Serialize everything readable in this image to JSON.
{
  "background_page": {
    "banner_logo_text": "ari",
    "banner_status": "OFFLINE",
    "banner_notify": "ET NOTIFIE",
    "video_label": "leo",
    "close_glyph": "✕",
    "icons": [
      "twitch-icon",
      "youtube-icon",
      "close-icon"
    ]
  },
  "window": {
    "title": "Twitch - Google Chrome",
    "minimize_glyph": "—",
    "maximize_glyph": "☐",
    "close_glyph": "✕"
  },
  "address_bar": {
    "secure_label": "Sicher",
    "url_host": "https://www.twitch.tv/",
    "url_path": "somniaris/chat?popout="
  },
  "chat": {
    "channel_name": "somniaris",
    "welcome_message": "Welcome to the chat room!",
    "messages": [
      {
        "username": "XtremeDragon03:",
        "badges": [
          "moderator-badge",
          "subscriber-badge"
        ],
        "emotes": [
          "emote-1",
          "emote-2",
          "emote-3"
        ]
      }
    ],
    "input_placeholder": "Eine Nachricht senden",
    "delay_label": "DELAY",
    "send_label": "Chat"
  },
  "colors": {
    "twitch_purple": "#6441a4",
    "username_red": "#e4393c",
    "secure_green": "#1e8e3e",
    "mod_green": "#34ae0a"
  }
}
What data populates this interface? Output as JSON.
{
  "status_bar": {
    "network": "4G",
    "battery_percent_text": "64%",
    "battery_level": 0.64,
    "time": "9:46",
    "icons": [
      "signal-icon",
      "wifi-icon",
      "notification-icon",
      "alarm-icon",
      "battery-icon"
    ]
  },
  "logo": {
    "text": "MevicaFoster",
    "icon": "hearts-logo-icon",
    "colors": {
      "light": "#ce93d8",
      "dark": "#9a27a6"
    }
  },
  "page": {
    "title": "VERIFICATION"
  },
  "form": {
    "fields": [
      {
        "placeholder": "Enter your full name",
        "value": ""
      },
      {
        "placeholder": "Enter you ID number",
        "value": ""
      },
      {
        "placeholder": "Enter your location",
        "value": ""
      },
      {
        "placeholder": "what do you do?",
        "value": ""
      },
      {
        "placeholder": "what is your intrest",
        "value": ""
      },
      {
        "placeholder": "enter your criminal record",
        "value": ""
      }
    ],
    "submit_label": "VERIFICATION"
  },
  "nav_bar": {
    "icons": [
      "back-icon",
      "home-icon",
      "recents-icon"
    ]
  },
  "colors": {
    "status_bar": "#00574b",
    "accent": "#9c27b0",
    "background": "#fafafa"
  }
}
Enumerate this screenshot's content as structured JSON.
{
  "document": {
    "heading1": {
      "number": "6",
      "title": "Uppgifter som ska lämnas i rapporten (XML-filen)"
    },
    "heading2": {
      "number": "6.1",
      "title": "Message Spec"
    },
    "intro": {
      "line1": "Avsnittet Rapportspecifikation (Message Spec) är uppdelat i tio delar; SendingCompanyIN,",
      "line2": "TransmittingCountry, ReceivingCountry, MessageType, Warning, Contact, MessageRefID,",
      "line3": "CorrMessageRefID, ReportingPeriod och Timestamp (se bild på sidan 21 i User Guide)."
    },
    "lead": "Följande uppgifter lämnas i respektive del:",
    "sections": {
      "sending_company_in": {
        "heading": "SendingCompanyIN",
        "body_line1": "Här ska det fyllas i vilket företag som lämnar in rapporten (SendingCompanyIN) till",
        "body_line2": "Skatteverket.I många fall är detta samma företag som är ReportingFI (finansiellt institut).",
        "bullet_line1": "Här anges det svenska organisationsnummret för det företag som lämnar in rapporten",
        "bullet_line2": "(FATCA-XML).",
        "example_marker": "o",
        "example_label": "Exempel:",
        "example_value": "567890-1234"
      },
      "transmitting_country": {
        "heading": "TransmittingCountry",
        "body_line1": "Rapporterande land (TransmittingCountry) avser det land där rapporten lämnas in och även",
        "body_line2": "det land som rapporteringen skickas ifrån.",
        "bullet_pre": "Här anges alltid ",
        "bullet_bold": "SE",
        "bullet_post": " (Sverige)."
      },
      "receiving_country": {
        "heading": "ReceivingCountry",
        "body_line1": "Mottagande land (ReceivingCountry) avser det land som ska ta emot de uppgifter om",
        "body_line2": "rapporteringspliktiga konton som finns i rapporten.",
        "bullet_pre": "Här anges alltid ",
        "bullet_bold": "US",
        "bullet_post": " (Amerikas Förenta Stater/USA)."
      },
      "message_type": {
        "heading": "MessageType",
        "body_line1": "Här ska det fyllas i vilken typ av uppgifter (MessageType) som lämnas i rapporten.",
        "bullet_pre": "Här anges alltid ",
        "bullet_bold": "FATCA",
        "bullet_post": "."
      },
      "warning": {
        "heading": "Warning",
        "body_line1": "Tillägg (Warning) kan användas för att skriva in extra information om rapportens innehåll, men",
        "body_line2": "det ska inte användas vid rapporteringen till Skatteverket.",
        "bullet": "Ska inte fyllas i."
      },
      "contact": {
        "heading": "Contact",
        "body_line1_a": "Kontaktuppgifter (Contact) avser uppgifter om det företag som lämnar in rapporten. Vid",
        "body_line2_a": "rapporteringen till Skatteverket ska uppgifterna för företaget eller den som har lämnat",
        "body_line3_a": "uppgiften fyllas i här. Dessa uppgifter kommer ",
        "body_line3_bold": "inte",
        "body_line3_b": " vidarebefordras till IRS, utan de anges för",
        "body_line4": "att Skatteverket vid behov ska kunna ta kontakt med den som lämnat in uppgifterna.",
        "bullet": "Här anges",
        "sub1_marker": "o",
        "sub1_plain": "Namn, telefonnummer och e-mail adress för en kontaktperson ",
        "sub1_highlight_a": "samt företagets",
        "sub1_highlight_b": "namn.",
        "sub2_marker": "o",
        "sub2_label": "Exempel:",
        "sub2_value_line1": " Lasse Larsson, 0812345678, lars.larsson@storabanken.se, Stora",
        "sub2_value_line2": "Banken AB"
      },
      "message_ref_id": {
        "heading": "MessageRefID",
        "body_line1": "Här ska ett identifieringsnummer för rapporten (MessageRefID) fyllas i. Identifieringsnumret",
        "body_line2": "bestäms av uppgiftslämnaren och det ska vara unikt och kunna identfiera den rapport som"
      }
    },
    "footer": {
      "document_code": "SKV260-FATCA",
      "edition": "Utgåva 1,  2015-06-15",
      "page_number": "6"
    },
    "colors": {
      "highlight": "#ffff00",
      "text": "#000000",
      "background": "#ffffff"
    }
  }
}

========================================

**TASK OBJECTIVE**
Write all of the records out again exactly.

**TASK RESULT**
Serialize everything readable in this image to JSON.
{
  "background_page": {
    "banner_logo_text": "ari",
    "banner_status": "OFFLINE",
    "banner_notify": "ET NOTIFIE",
    "video_label": "leo",
    "close_glyph": "✕",
    "icons": [
      "twitch-icon",
      "youtube-icon",
      "close-icon"
    ]
  },
  "window": {
    "title": "Twitch - Google Chrome",
    "minimize_glyph": "—",
    "maximize_glyph": "☐",
    "close_glyph": "✕"
  },
  "address_bar": {
    "secure_label": "Sicher",
    "url_host": "https://www.twitch.tv/",
    "url_path": "somniaris/chat?popout="
  },
  "chat": {
    "channel_name": "somniaris",
    "welcome_message": "Welcome to the chat room!",
    "messages": [
      {
        "username": "XtremeDragon03:",
        "badges": [
          "moderator-badge",
          "subscriber-badge"
        ],
        "emotes": [
          "emote-1",
          "emote-2",
          "emote-3"
        ]
      }
    ],
    "input_placeholder": "Eine Nachricht senden",
    "delay_label": "DELAY",
    "send_label": "Chat"
  },
  "colors": {
    "twitch_purple": "#6441a4",
    "username_red": "#e4393c",
    "secure_green": "#1e8e3e",
    "mod_green": "#34ae0a"
  }
}
What data populates this interface? Output as JSON.
{
  "status_bar": {
    "network": "4G",
    "battery_percent_text": "64%",
    "battery_level": 0.64,
    "time": "9:46",
    "icons": [
      "signal-icon",
      "wifi-icon",
      "notification-icon",
      "alarm-icon",
      "battery-icon"
    ]
  },
  "logo": {
    "text": "MevicaFoster",
    "icon": "hearts-logo-icon",
    "colors": {
      "light": "#ce93d8",
      "dark": "#9a27a6"
    }
  },
  "page": {
    "title": "VERIFICATION"
  },
  "form": {
    "fields": [
      {
        "placeholder": "Enter your full name",
        "value": ""
      },
      {
        "placeholder": "Enter you ID number",
        "value": ""
      },
      {
        "placeholder": "Enter your location",
        "value": ""
      },
      {
        "placeholder": "what do you do?",
        "value": ""
      },
      {
        "placeholder": "what is your intrest",
        "value": ""
      },
      {
        "placeholder": "enter your criminal record",
        "value": ""
      }
    ],
    "submit_label": "VERIFICATION"
  },
  "nav_bar": {
    "icons": [
      "back-icon",
      "home-icon",
      "recents-icon"
    ]
  },
  "colors": {
    "status_bar": "#00574b",
    "accent": "#9c27b0",
    "background": "#fafafa"
  }
}
Enumerate this screenshot's content as structured JSON.
{
  "document": {
    "heading1": {
      "number": "6",
      "title": "Uppgifter som ska lämnas i rapporten (XML-filen)"
    },
    "heading2": {
      "number": "6.1",
      "title": "Message Spec"
    },
    "intro": {
      "line1": "Avsnittet Rapportspecifikation (Message Spec) är uppdelat i tio delar; SendingCompanyIN,",
      "line2": "TransmittingCountry, ReceivingCountry, MessageType, Warning, Contact, MessageRefID,",
      "line3": "CorrMessageRefID, ReportingPeriod och Timestamp (se bild på sidan 21 i User Guide)."
    },
    "lead": "Följande uppgifter lämnas i respektive del:",
    "sections": {
      "sending_company_in": {
        "heading": "SendingCompanyIN",
        "body_line1": "Här ska det fyllas i vilket företag som lämnar in rapporten (SendingCompanyIN) till",
        "body_line2": "Skatteverket.I många fall är detta samma företag som är ReportingFI (finansiellt institut).",
        "bullet_line1": "Här anges det svenska organisationsnummret för det företag som lämnar in rapporten",
        "bullet_line2": "(FATCA-XML).",
        "example_marker": "o",
        "example_label": "Exempel:",
        "example_value": "567890-1234"
      },
      "transmitting_country": {
        "heading": "TransmittingCountry",
        "body_line1": "Rapporterande land (TransmittingCountry) avser det land där rapporten lämnas in och även",
        "body_line2": "det land som rapporteringen skickas ifrån.",
        "bullet_pre": "Här anges alltid ",
        "bullet_bold": "SE",
        "bullet_post": " (Sverige)."
      },
      "receiving_country": {
        "heading": "ReceivingCountry",
        "body_line1": "Mottagande land (ReceivingCountry) avser det land som ska ta emot de uppgifter om",
        "body_line2": "rapporteringspliktiga konton som finns i rapporten.",
        "bullet_pre": "Här anges alltid ",
        "bullet_bold": "US",
        "bullet_post": " (Amerikas Förenta Stater/USA)."
      },
      "message_type": {
        "heading": "MessageType",
        "body_line1": "Här ska det fyllas i vilken typ av uppgifter (MessageType) som lämnas i rapporten.",
        "bullet_pre": "Här anges alltid ",
        "bullet_bold": "FATCA",
        "bullet_post": "."
      },
      "warning": {
        "heading": "Warning",
        "body_line1": "Tillägg (Warning) kan användas för att skriva in extra information om rapportens innehåll, men",
        "body_line2": "det ska inte användas vid rapporteringen till Skatteverket.",
        "bullet": "Ska inte fyllas i."
      },
      "contact": {
        "heading": "Contact",
        "body_line1_a": "Kontaktuppgifter (Contact) avser uppgifter om det företag som lämnar in rapporten. Vid",
        "body_line2_a": "rapporteringen till Skatteverket ska uppgifterna för företaget eller den som har lämnat",
        "body_line3_a": "uppgiften fyllas i här. Dessa uppgifter kommer ",
        "body_line3_bold": "inte",
        "body_line3_b": " vidarebefordras till IRS, utan de anges för",
        "body_line4": "att Skatteverket vid behov ska kunna ta kontakt med den som lämnat in uppgifterna.",
        "bullet": "Här anges",
        "sub1_marker": "o",
        "sub1_plain": "Namn, telefonnummer och e-mail adress för en kontaktperson ",
        "sub1_highlight_a": "samt företagets",
        "sub1_highlight_b": "namn.",
        "sub2_marker": "o",
        "sub2_label": "Exempel:",
        "sub2_value_line1": " Lasse Larsson, 0812345678, lars.larsson@storabanken.se, Stora",
        "sub2_value_line2": "Banken AB"
      },
      "message_ref_id": {
        "heading": "MessageRefID",
        "body_line1": "Här ska ett identifieringsnummer för rapporten (MessageRefID) fyllas i. Identifieringsnumret",
        "body_line2": "bestäms av uppgiftslämnaren och det ska vara unikt och kunna identfiera den rapport som"
      }
    },
    "footer": {
      "document_code": "SKV260-FATCA",
      "edition": "Utgåva 1,  2015-06-15",
      "page_number": "6"
    },
    "colors": {
      "highlight": "#ffff00",
      "text": "#000000",
      "background": "#ffffff"
    }
  }
}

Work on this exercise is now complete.